Produce an exact copy of all the data below, dropping every image.

- [DATA FOR THE TASK]:
==================================================

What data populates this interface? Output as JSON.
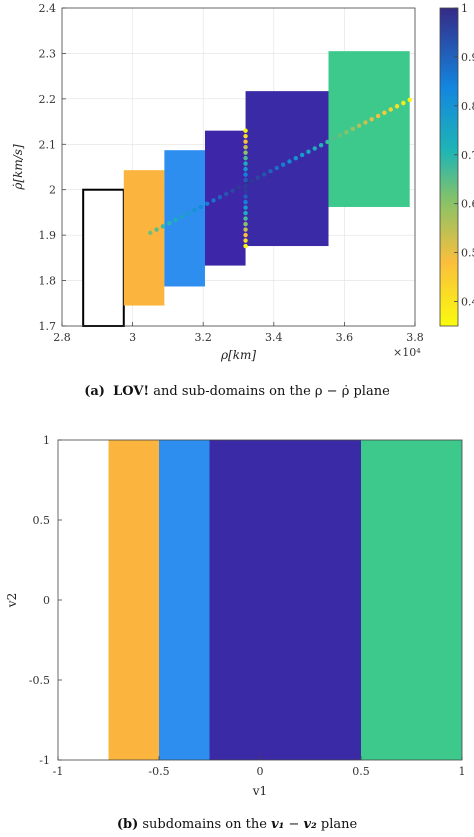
{
  "chart_data": [
    {
      "type": "scatter",
      "panel_label": "(a)",
      "caption_bold": "LOV!",
      "caption_rest": " and sub-domains on the ρ − ρ̇ plane",
      "xlabel": "ρ[km]",
      "ylabel": "ρ̇[km/s]",
      "x_multiplier": "×10⁴",
      "xlim": [
        2.8,
        3.8
      ],
      "ylim": [
        1.7,
        2.4
      ],
      "xticks": [
        "2.8",
        "3",
        "3.2",
        "3.4",
        "3.6",
        "3.8"
      ],
      "yticks": [
        "1.7",
        "1.8",
        "1.9",
        "2",
        "2.1",
        "2.2",
        "2.3",
        "2.4"
      ],
      "grid": true,
      "colorbar": {
        "range": [
          0.35,
          1.0
        ],
        "ticks": [
          "1",
          "0.9",
          "0.8",
          "0.7",
          "0.6",
          "0.5",
          "0.4"
        ],
        "tick_values": [
          1.0,
          0.9,
          0.8,
          0.7,
          0.6,
          0.5,
          0.4
        ]
      },
      "subdomains": [
        {
          "x": [
            2.86,
            2.975
          ],
          "y": [
            1.7,
            2.0
          ],
          "color": "#ffffff",
          "outline": true
        },
        {
          "x": [
            2.975,
            3.09
          ],
          "y": [
            1.745,
            2.043
          ],
          "color": "#fbb43e"
        },
        {
          "x": [
            3.09,
            3.205
          ],
          "y": [
            1.787,
            2.087
          ],
          "color": "#2e8ef0"
        },
        {
          "x": [
            3.205,
            3.32
          ],
          "y": [
            1.833,
            2.13
          ],
          "color": "#3d26a8"
        },
        {
          "x": [
            3.32,
            3.555
          ],
          "y": [
            1.876,
            2.217
          ],
          "color": "#3a2aa5"
        },
        {
          "x": [
            3.555,
            3.785
          ],
          "y": [
            1.962,
            2.305
          ],
          "color": "#3dc98c"
        }
      ],
      "line_points": {
        "x_start": 3.05,
        "x_end": 3.785,
        "y_start": 1.905,
        "y_end": 2.198,
        "value_start": 0.36,
        "value_end": 0.36,
        "value_mid": 1.0,
        "x_mid": 3.32,
        "count": 42
      },
      "vertical_points": {
        "x": 3.32,
        "y_start": 1.876,
        "y_end": 2.13,
        "value_center": 1.0,
        "value_edge": 0.36,
        "count": 22
      }
    },
    {
      "type": "bar",
      "panel_label": "(b)",
      "caption_rest": " subdomains on the v₁ − v₂ plane",
      "caption_v1": "v₁",
      "caption_minus": " − ",
      "caption_v2": "v₂",
      "caption_suffix": " plane",
      "caption_prefix": " subdomains on the ",
      "xlabel": "v1",
      "ylabel": "v2",
      "xlim": [
        -1,
        1
      ],
      "ylim": [
        -1,
        1
      ],
      "xticks": [
        "-1",
        "-0.5",
        "0",
        "0.5",
        "1"
      ],
      "yticks": [
        "-1",
        "-0.5",
        "0",
        "0.5",
        "1"
      ],
      "bands": [
        {
          "x": [
            -1.0,
            -0.75
          ],
          "color": "#ffffff"
        },
        {
          "x": [
            -0.75,
            -0.5
          ],
          "color": "#fbb43e"
        },
        {
          "x": [
            -0.5,
            -0.25
          ],
          "color": "#2e8ef0"
        },
        {
          "x": [
            -0.25,
            0.5
          ],
          "color": "#3a2aa5"
        },
        {
          "x": [
            0.5,
            1.0
          ],
          "color": "#3dc98c"
        }
      ]
    }
  ]
}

==================================================

- [TASK RESULT]:
What data populates this interface? Output as JSON.
{
  "chart_data": [
    {
      "type": "scatter",
      "panel_label": "(a)",
      "caption_bold": "LOV!",
      "caption_rest": " and sub-domains on the ρ − ρ̇ plane",
      "xlabel": "ρ[km]",
      "ylabel": "ρ̇[km/s]",
      "x_multiplier": "×10⁴",
      "xlim": [
        2.8,
        3.8
      ],
      "ylim": [
        1.7,
        2.4
      ],
      "xticks": [
        "2.8",
        "3",
        "3.2",
        "3.4",
        "3.6",
        "3.8"
      ],
      "yticks": [
        "1.7",
        "1.8",
        "1.9",
        "2",
        "2.1",
        "2.2",
        "2.3",
        "2.4"
      ],
      "grid": true,
      "colorbar": {
        "range": [
          0.35,
          1.0
        ],
        "ticks": [
          "1",
          "0.9",
          "0.8",
          "0.7",
          "0.6",
          "0.5",
          "0.4"
        ],
        "tick_values": [
          1.0,
          0.9,
          0.8,
          0.7,
          0.6,
          0.5,
          0.4
        ]
      },
      "subdomains": [
        {
          "x": [
            2.86,
            2.975
          ],
          "y": [
            1.7,
            2.0
          ],
          "color": "#ffffff",
          "outline": true
        },
        {
          "x": [
            2.975,
            3.09
          ],
          "y": [
            1.745,
            2.043
          ],
          "color": "#fbb43e"
        },
        {
          "x": [
            3.09,
            3.205
          ],
          "y": [
            1.787,
            2.087
          ],
          "color": "#2e8ef0"
        },
        {
          "x": [
            3.205,
            3.32
          ],
          "y": [
            1.833,
            2.13
          ],
          "color": "#3d26a8"
        },
        {
          "x": [
            3.32,
            3.555
          ],
          "y": [
            1.876,
            2.217
          ],
          "color": "#3a2aa5"
        },
        {
          "x": [
            3.555,
            3.785
          ],
          "y": [
            1.962,
            2.305
          ],
          "color": "#3dc98c"
        }
      ],
      "line_points": {
        "x_start": 3.05,
        "x_end": 3.785,
        "y_start": 1.905,
        "y_end": 2.198,
        "value_start": 0.36,
        "value_end": 0.36,
        "value_mid": 1.0,
        "x_mid": 3.32,
        "count": 42
      },
      "vertical_points": {
        "x": 3.32,
        "y_start": 1.876,
        "y_end": 2.13,
        "value_center": 1.0,
        "value_edge": 0.36,
        "count": 22
      }
    },
    {
      "type": "bar",
      "panel_label": "(b)",
      "caption_rest": " subdomains on the v₁ − v₂ plane",
      "caption_v1": "v₁",
      "caption_minus": " − ",
      "caption_v2": "v₂",
      "caption_suffix": " plane",
      "caption_prefix": " subdomains on the ",
      "xlabel": "v1",
      "ylabel": "v2",
      "xlim": [
        -1,
        1
      ],
      "ylim": [
        -1,
        1
      ],
      "xticks": [
        "-1",
        "-0.5",
        "0",
        "0.5",
        "1"
      ],
      "yticks": [
        "-1",
        "-0.5",
        "0",
        "0.5",
        "1"
      ],
      "bands": [
        {
          "x": [
            -1.0,
            -0.75
          ],
          "color": "#ffffff"
        },
        {
          "x": [
            -0.75,
            -0.5
          ],
          "color": "#fbb43e"
        },
        {
          "x": [
            -0.5,
            -0.25
          ],
          "color": "#2e8ef0"
        },
        {
          "x": [
            -0.25,
            0.5
          ],
          "color": "#3a2aa5"
        },
        {
          "x": [
            0.5,
            1.0
          ],
          "color": "#3dc98c"
        }
      ]
    }
  ]
}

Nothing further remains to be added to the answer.